** Prompt **
From the data that follows, copy every line holding the string "stabilization".

** Record excerpts **
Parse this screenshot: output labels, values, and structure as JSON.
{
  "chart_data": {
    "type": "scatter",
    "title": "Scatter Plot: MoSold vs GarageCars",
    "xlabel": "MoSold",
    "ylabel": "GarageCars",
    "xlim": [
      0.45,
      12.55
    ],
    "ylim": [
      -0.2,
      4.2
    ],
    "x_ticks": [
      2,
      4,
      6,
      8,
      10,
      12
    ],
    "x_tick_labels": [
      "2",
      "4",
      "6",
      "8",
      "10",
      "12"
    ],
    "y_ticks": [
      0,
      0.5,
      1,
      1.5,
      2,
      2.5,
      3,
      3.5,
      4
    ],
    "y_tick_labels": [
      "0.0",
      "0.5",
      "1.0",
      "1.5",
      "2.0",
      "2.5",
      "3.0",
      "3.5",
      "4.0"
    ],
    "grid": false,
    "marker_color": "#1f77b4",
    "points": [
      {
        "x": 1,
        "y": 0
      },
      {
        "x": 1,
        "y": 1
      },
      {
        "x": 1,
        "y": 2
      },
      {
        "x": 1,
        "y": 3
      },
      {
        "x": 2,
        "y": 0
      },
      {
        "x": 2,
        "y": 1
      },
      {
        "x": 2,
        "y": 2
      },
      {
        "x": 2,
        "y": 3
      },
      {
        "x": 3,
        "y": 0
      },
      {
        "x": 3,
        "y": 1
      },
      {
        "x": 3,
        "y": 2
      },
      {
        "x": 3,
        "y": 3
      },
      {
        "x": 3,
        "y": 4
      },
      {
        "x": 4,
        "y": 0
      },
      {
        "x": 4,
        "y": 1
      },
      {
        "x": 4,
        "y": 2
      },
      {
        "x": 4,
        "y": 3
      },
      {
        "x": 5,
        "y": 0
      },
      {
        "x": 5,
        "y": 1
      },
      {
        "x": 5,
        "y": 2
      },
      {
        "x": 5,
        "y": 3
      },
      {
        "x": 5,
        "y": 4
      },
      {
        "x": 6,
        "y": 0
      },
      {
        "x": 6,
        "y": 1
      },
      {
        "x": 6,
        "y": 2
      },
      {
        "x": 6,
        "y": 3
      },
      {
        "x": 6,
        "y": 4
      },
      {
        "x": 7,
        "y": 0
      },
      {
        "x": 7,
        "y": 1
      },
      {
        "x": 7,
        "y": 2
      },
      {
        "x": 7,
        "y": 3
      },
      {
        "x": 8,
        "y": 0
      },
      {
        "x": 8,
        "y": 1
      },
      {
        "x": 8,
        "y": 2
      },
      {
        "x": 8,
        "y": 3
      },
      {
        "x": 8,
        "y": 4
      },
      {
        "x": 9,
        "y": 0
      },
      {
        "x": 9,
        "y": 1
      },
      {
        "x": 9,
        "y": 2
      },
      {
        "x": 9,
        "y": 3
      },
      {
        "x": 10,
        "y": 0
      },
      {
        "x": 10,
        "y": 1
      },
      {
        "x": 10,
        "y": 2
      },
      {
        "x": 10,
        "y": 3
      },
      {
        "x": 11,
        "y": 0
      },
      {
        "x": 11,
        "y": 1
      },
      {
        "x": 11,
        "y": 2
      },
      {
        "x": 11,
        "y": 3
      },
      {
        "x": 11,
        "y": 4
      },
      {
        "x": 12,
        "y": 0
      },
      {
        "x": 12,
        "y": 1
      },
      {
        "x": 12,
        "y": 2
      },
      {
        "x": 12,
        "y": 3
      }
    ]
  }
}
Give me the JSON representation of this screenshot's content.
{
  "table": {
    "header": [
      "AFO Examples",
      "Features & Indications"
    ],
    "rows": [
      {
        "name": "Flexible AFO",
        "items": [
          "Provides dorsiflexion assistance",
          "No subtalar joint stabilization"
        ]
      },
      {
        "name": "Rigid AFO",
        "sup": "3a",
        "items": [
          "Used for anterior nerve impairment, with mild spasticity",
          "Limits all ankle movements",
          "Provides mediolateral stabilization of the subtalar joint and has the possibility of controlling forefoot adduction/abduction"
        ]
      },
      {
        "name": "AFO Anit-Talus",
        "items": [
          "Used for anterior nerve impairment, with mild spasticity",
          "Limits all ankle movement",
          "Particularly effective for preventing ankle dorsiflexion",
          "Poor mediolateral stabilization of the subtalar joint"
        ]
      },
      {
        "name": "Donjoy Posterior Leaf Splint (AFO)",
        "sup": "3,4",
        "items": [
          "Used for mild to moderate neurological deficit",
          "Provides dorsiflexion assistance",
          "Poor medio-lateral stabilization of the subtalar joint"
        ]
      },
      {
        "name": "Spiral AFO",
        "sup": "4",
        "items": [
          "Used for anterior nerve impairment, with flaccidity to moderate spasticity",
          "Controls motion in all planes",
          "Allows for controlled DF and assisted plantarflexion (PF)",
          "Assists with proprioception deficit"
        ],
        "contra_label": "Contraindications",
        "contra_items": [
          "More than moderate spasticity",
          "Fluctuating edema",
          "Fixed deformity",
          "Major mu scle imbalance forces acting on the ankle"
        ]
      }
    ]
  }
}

** Correct output **
          "No subtalar joint stabilization"
          "Provides mediolateral stabilization of the subtalar joint and has the possibility of controlling forefoot adduction/abduction"
          "Poor mediolateral stabilization of the subtalar joint"
          "Poor medio-lateral stabilization of the subtalar joint"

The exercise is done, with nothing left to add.